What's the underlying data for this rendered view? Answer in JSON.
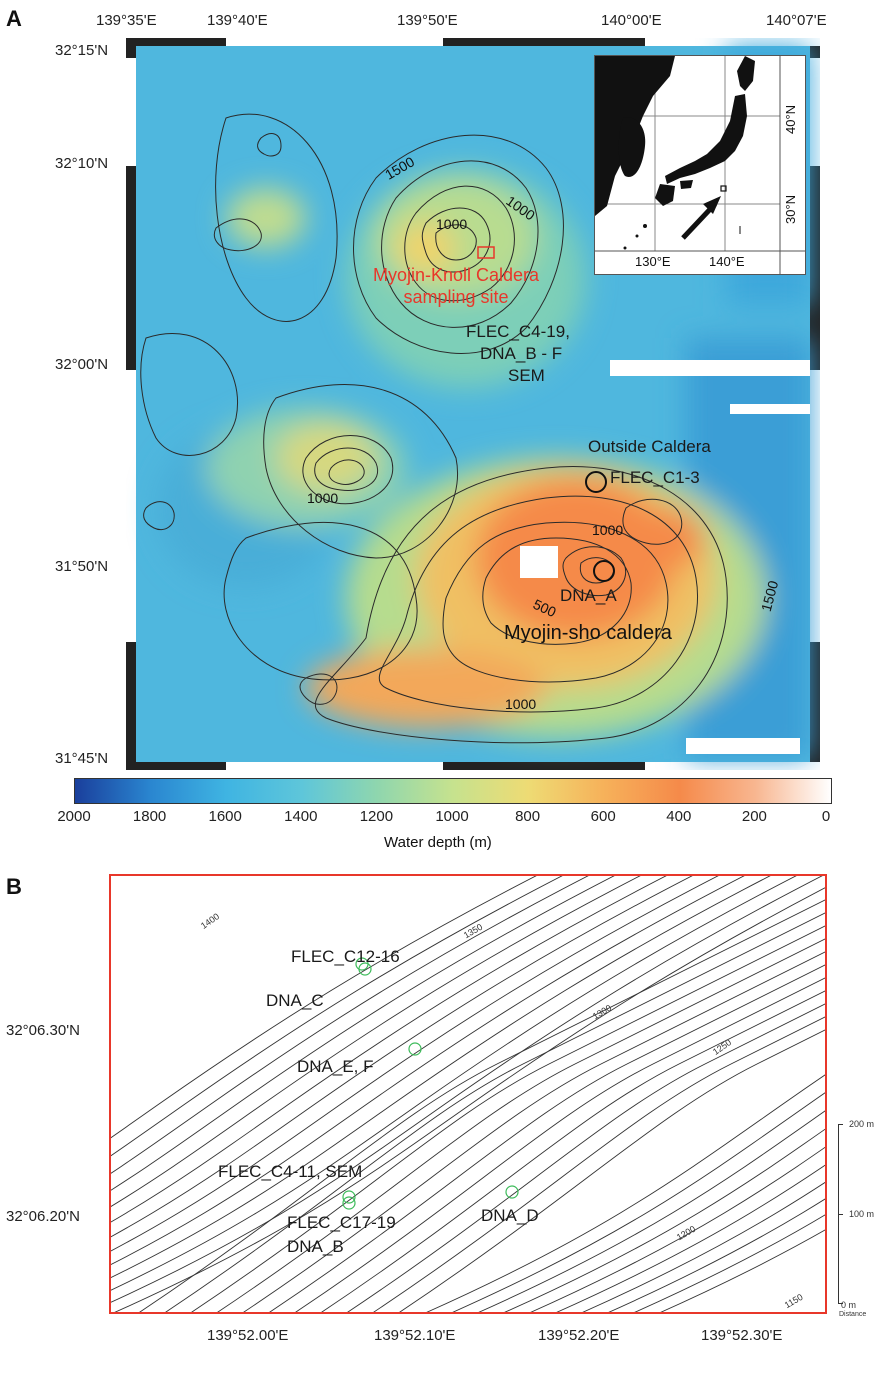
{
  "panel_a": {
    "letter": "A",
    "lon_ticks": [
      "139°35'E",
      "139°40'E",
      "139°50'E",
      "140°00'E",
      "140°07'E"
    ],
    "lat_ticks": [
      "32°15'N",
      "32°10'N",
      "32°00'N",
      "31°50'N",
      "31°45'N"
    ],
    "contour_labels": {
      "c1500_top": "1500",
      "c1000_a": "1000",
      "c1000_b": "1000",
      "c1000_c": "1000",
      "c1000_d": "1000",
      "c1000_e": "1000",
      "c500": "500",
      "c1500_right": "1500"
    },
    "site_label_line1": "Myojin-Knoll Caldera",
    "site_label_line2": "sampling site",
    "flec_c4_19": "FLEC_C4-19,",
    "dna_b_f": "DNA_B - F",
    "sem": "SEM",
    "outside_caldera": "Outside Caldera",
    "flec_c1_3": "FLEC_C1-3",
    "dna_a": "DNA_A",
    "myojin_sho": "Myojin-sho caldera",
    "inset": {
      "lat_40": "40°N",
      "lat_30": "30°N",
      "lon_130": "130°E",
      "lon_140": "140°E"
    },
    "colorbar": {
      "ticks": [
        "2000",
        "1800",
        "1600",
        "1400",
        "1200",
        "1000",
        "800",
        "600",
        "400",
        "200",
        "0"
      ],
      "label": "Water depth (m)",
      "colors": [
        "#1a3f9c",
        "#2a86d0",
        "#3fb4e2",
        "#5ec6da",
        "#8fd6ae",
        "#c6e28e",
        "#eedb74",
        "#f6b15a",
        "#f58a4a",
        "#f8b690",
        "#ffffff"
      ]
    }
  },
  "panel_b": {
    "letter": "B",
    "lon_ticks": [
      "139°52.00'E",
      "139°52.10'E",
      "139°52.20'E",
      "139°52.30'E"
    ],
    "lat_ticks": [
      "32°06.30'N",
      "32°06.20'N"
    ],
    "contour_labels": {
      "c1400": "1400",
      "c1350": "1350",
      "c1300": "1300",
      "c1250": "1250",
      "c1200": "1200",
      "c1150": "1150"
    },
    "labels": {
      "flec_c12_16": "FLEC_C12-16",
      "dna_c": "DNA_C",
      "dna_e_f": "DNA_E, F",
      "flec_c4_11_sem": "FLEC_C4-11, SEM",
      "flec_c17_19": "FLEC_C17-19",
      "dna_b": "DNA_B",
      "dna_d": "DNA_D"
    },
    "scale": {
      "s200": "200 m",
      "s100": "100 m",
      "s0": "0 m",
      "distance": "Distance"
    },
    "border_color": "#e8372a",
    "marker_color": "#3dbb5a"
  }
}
------------------------------------------------
- **The problem**:
Every record above must be given again exactly; drop the pictures.

- **Task response**:
What's the underlying data for this rendered view? Answer in JSON.
{
  "panel_a": {
    "letter": "A",
    "lon_ticks": [
      "139°35'E",
      "139°40'E",
      "139°50'E",
      "140°00'E",
      "140°07'E"
    ],
    "lat_ticks": [
      "32°15'N",
      "32°10'N",
      "32°00'N",
      "31°50'N",
      "31°45'N"
    ],
    "contour_labels": {
      "c1500_top": "1500",
      "c1000_a": "1000",
      "c1000_b": "1000",
      "c1000_c": "1000",
      "c1000_d": "1000",
      "c1000_e": "1000",
      "c500": "500",
      "c1500_right": "1500"
    },
    "site_label_line1": "Myojin-Knoll Caldera",
    "site_label_line2": "sampling site",
    "flec_c4_19": "FLEC_C4-19,",
    "dna_b_f": "DNA_B - F",
    "sem": "SEM",
    "outside_caldera": "Outside Caldera",
    "flec_c1_3": "FLEC_C1-3",
    "dna_a": "DNA_A",
    "myojin_sho": "Myojin-sho caldera",
    "inset": {
      "lat_40": "40°N",
      "lat_30": "30°N",
      "lon_130": "130°E",
      "lon_140": "140°E"
    },
    "colorbar": {
      "ticks": [
        "2000",
        "1800",
        "1600",
        "1400",
        "1200",
        "1000",
        "800",
        "600",
        "400",
        "200",
        "0"
      ],
      "label": "Water depth (m)",
      "colors": [
        "#1a3f9c",
        "#2a86d0",
        "#3fb4e2",
        "#5ec6da",
        "#8fd6ae",
        "#c6e28e",
        "#eedb74",
        "#f6b15a",
        "#f58a4a",
        "#f8b690",
        "#ffffff"
      ]
    }
  },
  "panel_b": {
    "letter": "B",
    "lon_ticks": [
      "139°52.00'E",
      "139°52.10'E",
      "139°52.20'E",
      "139°52.30'E"
    ],
    "lat_ticks": [
      "32°06.30'N",
      "32°06.20'N"
    ],
    "contour_labels": {
      "c1400": "1400",
      "c1350": "1350",
      "c1300": "1300",
      "c1250": "1250",
      "c1200": "1200",
      "c1150": "1150"
    },
    "labels": {
      "flec_c12_16": "FLEC_C12-16",
      "dna_c": "DNA_C",
      "dna_e_f": "DNA_E, F",
      "flec_c4_11_sem": "FLEC_C4-11, SEM",
      "flec_c17_19": "FLEC_C17-19",
      "dna_b": "DNA_B",
      "dna_d": "DNA_D"
    },
    "scale": {
      "s200": "200 m",
      "s100": "100 m",
      "s0": "0 m",
      "distance": "Distance"
    },
    "border_color": "#e8372a",
    "marker_color": "#3dbb5a"
  }
}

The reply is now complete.